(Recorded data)
* * * * * * * * *
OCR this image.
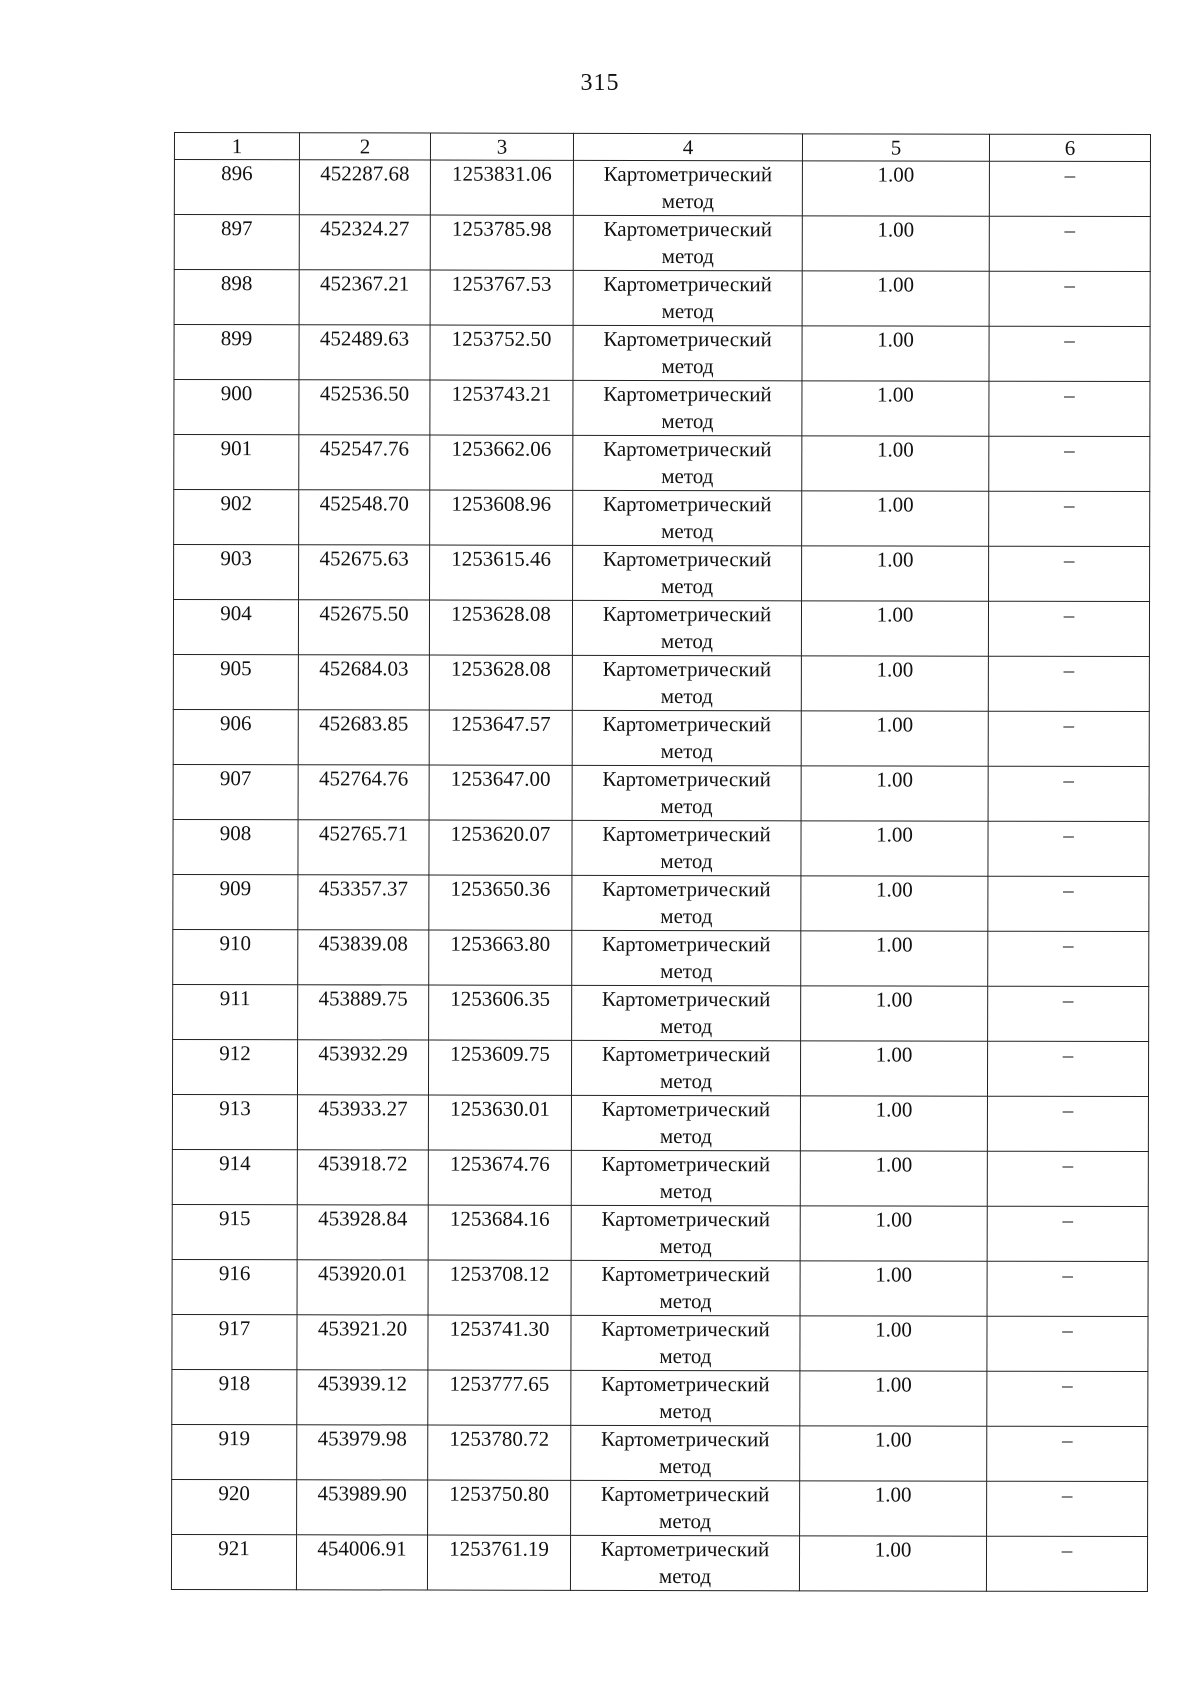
315
1	2	3	4	5	6
896	452287.68	1253831.06	Картометрический метод	1.00	–
897	452324.27	1253785.98	Картометрический метод	1.00	–
898	452367.21	1253767.53	Картометрический метод	1.00	–
899	452489.63	1253752.50	Картометрический метод	1.00	–
900	452536.50	1253743.21	Картометрический метод	1.00	–
901	452547.76	1253662.06	Картометрический метод	1.00	–
902	452548.70	1253608.96	Картометрический метод	1.00	–
903	452675.63	1253615.46	Картометрический метод	1.00	–
904	452675.50	1253628.08	Картометрический метод	1.00	–
905	452684.03	1253628.08	Картометрический метод	1.00	–
906	452683.85	1253647.57	Картометрический метод	1.00	–
907	452764.76	1253647.00	Картометрический метод	1.00	–
908	452765.71	1253620.07	Картометрический метод	1.00	–
909	453357.37	1253650.36	Картометрический метод	1.00	–
910	453839.08	1253663.80	Картометрический метод	1.00	–
911	453889.75	1253606.35	Картометрический метод	1.00	–
912	453932.29	1253609.75	Картометрический метод	1.00	–
913	453933.27	1253630.01	Картометрический метод	1.00	–
914	453918.72	1253674.76	Картометрический метод	1.00	–
915	453928.84	1253684.16	Картометрический метод	1.00	–
916	453920.01	1253708.12	Картометрический метод	1.00	–
917	453921.20	1253741.30	Картометрический метод	1.00	–
918	453939.12	1253777.65	Картометрический метод	1.00	–
919	453979.98	1253780.72	Картометрический метод	1.00	–
920	453989.90	1253750.80	Картометрический метод	1.00	–
921	454006.91	1253761.19	Картометрический метод	1.00	–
* * * * * * * * *
WORK TO DO →
Pictures stay out of the copy; please restate every record above exactly.

OUTPUT →
OCR this image.
315
1	2	3	4	5	6
896	452287.68	1253831.06	Картометрический метод	1.00	–
897	452324.27	1253785.98	Картометрический метод	1.00	–
898	452367.21	1253767.53	Картометрический метод	1.00	–
899	452489.63	1253752.50	Картометрический метод	1.00	–
900	452536.50	1253743.21	Картометрический метод	1.00	–
901	452547.76	1253662.06	Картометрический метод	1.00	–
902	452548.70	1253608.96	Картометрический метод	1.00	–
903	452675.63	1253615.46	Картометрический метод	1.00	–
904	452675.50	1253628.08	Картометрический метод	1.00	–
905	452684.03	1253628.08	Картометрический метод	1.00	–
906	452683.85	1253647.57	Картометрический метод	1.00	–
907	452764.76	1253647.00	Картометрический метод	1.00	–
908	452765.71	1253620.07	Картометрический метод	1.00	–
909	453357.37	1253650.36	Картометрический метод	1.00	–
910	453839.08	1253663.80	Картометрический метод	1.00	–
911	453889.75	1253606.35	Картометрический метод	1.00	–
912	453932.29	1253609.75	Картометрический метод	1.00	–
913	453933.27	1253630.01	Картометрический метод	1.00	–
914	453918.72	1253674.76	Картометрический метод	1.00	–
915	453928.84	1253684.16	Картометрический метод	1.00	–
916	453920.01	1253708.12	Картометрический метод	1.00	–
917	453921.20	1253741.30	Картометрический метод	1.00	–
918	453939.12	1253777.65	Картометрический метод	1.00	–
919	453979.98	1253780.72	Картометрический метод	1.00	–
920	453989.90	1253750.80	Картометрический метод	1.00	–
921	454006.91	1253761.19	Картометрический метод	1.00	–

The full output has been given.